(Data extracted from a collection)
--------

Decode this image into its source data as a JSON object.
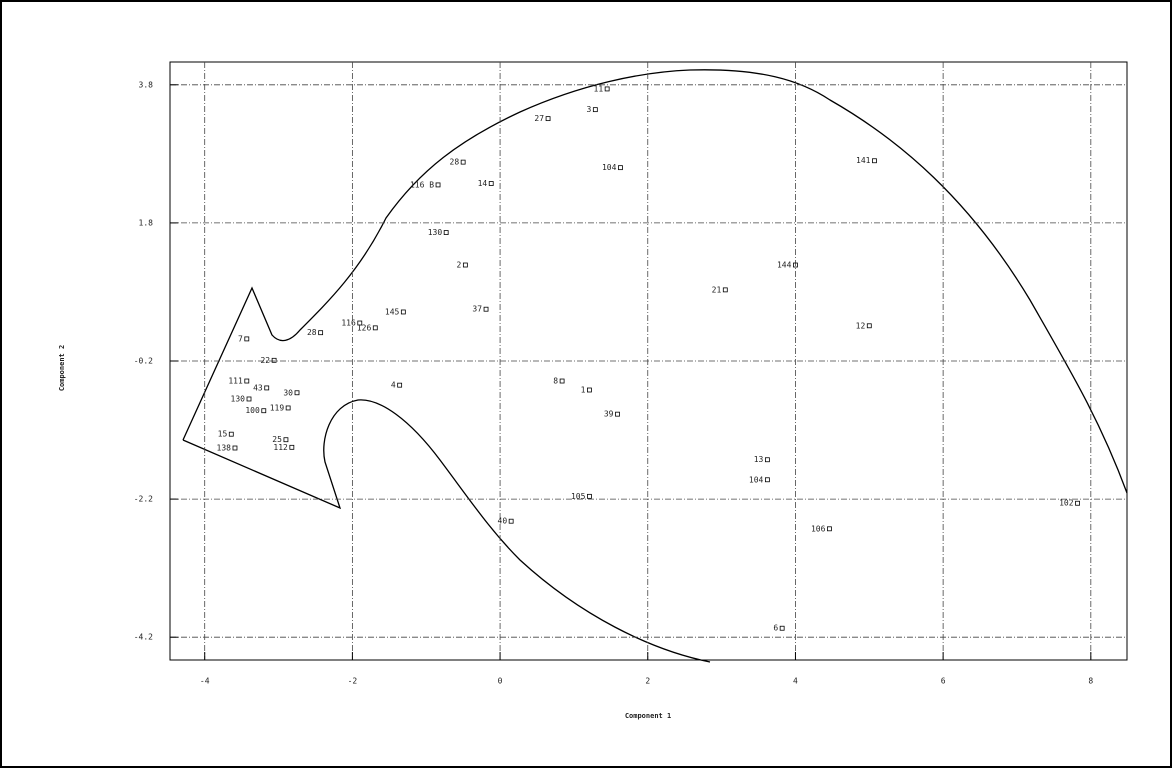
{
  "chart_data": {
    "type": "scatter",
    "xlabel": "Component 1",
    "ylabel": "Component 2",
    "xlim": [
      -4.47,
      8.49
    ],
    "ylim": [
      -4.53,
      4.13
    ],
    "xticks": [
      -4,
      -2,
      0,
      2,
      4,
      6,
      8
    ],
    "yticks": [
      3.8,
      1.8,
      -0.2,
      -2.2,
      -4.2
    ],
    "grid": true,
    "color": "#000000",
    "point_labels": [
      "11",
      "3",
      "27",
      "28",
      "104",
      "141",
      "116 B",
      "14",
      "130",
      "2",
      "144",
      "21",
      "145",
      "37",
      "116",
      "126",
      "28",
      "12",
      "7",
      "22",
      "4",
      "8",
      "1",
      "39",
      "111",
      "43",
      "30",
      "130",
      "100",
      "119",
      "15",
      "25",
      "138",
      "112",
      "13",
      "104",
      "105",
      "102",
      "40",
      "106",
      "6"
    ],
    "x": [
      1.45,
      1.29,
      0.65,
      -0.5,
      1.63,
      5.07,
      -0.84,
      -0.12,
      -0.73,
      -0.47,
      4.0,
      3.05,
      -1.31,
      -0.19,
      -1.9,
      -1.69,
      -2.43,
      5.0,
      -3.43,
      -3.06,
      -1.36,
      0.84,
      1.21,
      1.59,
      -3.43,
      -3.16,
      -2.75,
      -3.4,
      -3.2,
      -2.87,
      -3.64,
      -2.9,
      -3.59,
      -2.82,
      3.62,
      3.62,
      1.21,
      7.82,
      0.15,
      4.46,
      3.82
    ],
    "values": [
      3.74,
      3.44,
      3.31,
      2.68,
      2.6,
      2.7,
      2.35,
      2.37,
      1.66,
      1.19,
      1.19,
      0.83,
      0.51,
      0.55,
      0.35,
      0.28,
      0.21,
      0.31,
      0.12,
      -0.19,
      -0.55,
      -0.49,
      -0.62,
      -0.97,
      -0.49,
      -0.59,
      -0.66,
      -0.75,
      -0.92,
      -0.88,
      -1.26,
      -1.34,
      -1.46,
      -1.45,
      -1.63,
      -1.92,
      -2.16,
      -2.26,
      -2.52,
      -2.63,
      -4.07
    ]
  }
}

--------

Task statement>
Exclude the pictures and transcribe all of the entries exactly.

The completed task>
Decode this image into its source data as a JSON object.
{
  "chart_data": {
    "type": "scatter",
    "xlabel": "Component 1",
    "ylabel": "Component 2",
    "xlim": [
      -4.47,
      8.49
    ],
    "ylim": [
      -4.53,
      4.13
    ],
    "xticks": [
      -4,
      -2,
      0,
      2,
      4,
      6,
      8
    ],
    "yticks": [
      3.8,
      1.8,
      -0.2,
      -2.2,
      -4.2
    ],
    "grid": true,
    "color": "#000000",
    "point_labels": [
      "11",
      "3",
      "27",
      "28",
      "104",
      "141",
      "116 B",
      "14",
      "130",
      "2",
      "144",
      "21",
      "145",
      "37",
      "116",
      "126",
      "28",
      "12",
      "7",
      "22",
      "4",
      "8",
      "1",
      "39",
      "111",
      "43",
      "30",
      "130",
      "100",
      "119",
      "15",
      "25",
      "138",
      "112",
      "13",
      "104",
      "105",
      "102",
      "40",
      "106",
      "6"
    ],
    "x": [
      1.45,
      1.29,
      0.65,
      -0.5,
      1.63,
      5.07,
      -0.84,
      -0.12,
      -0.73,
      -0.47,
      4.0,
      3.05,
      -1.31,
      -0.19,
      -1.9,
      -1.69,
      -2.43,
      5.0,
      -3.43,
      -3.06,
      -1.36,
      0.84,
      1.21,
      1.59,
      -3.43,
      -3.16,
      -2.75,
      -3.4,
      -3.2,
      -2.87,
      -3.64,
      -2.9,
      -3.59,
      -2.82,
      3.62,
      3.62,
      1.21,
      7.82,
      0.15,
      4.46,
      3.82
    ],
    "values": [
      3.74,
      3.44,
      3.31,
      2.68,
      2.6,
      2.7,
      2.35,
      2.37,
      1.66,
      1.19,
      1.19,
      0.83,
      0.51,
      0.55,
      0.35,
      0.28,
      0.21,
      0.31,
      0.12,
      -0.19,
      -0.55,
      -0.49,
      -0.62,
      -0.97,
      -0.49,
      -0.59,
      -0.66,
      -0.75,
      -0.92,
      -0.88,
      -1.26,
      -1.34,
      -1.46,
      -1.45,
      -1.63,
      -1.92,
      -2.16,
      -2.26,
      -2.52,
      -2.63,
      -4.07
    ]
  }
}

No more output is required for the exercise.